--- START RAW RECORDS ---

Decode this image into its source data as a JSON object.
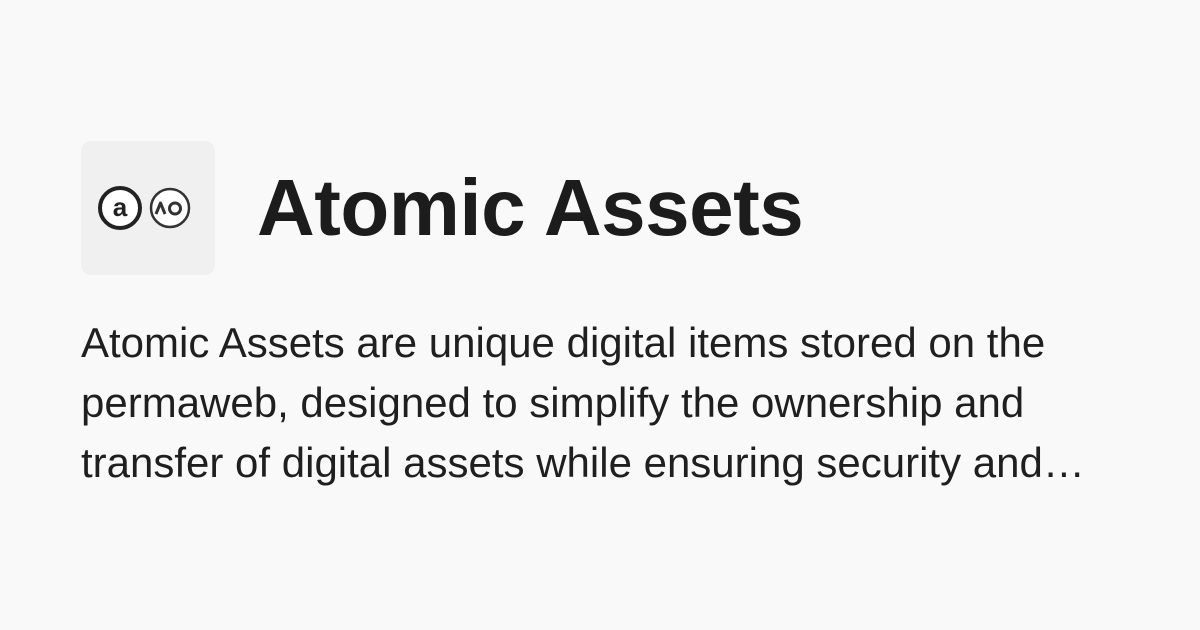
{
  "header": {
    "logo": {
      "icon": "atomic-assets-ao-logo-icon",
      "letter": "a",
      "badge": "AO"
    },
    "title": "Atomic Assets"
  },
  "description": "Atomic Assets are unique digital items stored on the permaweb, designed to simplify the ownership and transfer of digital assets while ensuring security and authenticity."
}
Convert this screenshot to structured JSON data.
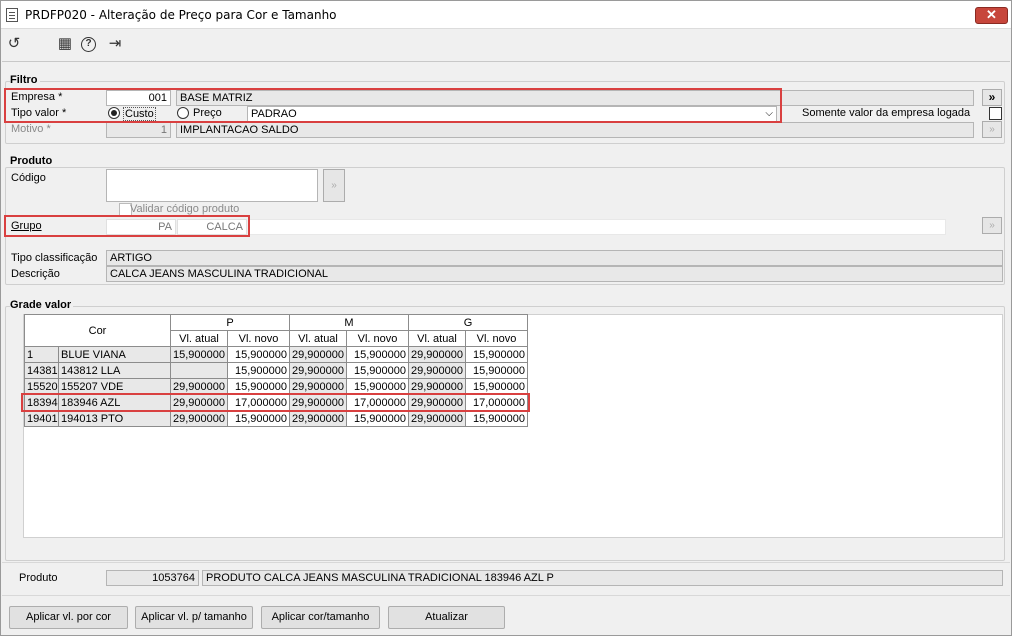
{
  "window": {
    "title": "PRDFP020 - Alteração de Preço para Cor e Tamanho",
    "close": "✕"
  },
  "toolbar": {
    "refresh": "↺",
    "calendar": "▦",
    "help": "?",
    "exit": "⇥"
  },
  "filtro": {
    "label": "Filtro",
    "empresa_label": "Empresa *",
    "empresa_code": "001",
    "empresa_name": "BASE MATRIZ",
    "tipo_valor_label": "Tipo valor *",
    "custo_label": "Custo",
    "preco_label": "Preço",
    "preco_select": "PADRAO",
    "motivo_label": "Motivo *",
    "motivo_code": "1",
    "motivo_name": "IMPLANTACAO SALDO",
    "somente_label": "Somente valor da empresa logada",
    "expand_btn": "»"
  },
  "produto": {
    "label": "Produto",
    "codigo_label": "Código",
    "validar_label": "Validar código produto",
    "grupo_label": "Grupo",
    "grupo_code": "PA",
    "grupo_name": "CALCA",
    "tipo_class_label": "Tipo classificação",
    "tipo_class_value": "ARTIGO",
    "descricao_label": "Descrição",
    "descricao_value": "CALCA JEANS MASCULINA TRADICIONAL"
  },
  "grade": {
    "label": "Grade valor",
    "cor_header": "Cor",
    "sizes": [
      "P",
      "M",
      "G"
    ],
    "sub_headers": [
      "Vl. atual",
      "Vl. novo"
    ],
    "rows": [
      {
        "code": "1",
        "name": "BLUE VIANA",
        "values": [
          "15,900000",
          "15,900000",
          "29,900000",
          "15,900000",
          "29,900000",
          "15,900000"
        ]
      },
      {
        "code": "14381",
        "name": "143812 LLA",
        "values": [
          "",
          "15,900000",
          "29,900000",
          "15,900000",
          "29,900000",
          "15,900000"
        ]
      },
      {
        "code": "15520",
        "name": "155207 VDE",
        "values": [
          "29,900000",
          "15,900000",
          "29,900000",
          "15,900000",
          "29,900000",
          "15,900000"
        ]
      },
      {
        "code": "18394",
        "name": "183946 AZL",
        "values": [
          "29,900000",
          "17,000000",
          "29,900000",
          "17,000000",
          "29,900000",
          "17,000000"
        ]
      },
      {
        "code": "19401",
        "name": "194013 PTO",
        "values": [
          "29,900000",
          "15,900000",
          "29,900000",
          "15,900000",
          "29,900000",
          "15,900000"
        ]
      }
    ]
  },
  "footer": {
    "produto_label": "Produto",
    "produto_code": "1053764",
    "produto_desc": "PRODUTO CALCA JEANS MASCULINA TRADICIONAL 183946 AZL P",
    "btn_aplicar_cor": "Aplicar vl. por cor",
    "btn_aplicar_tamanho": "Aplicar vl. p/ tamanho",
    "btn_aplicar_cor_tamanho": "Aplicar cor/tamanho",
    "btn_atualizar": "Atualizar"
  }
}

--- END RAW RECORDS ---

Every line in the data that holds "Preço" should be copied out.

WRITTEN SOLUTION:
    "title": "PRDFP020 - Alteração de Preço para Cor e Tamanho",
    "preco_label": "Preço",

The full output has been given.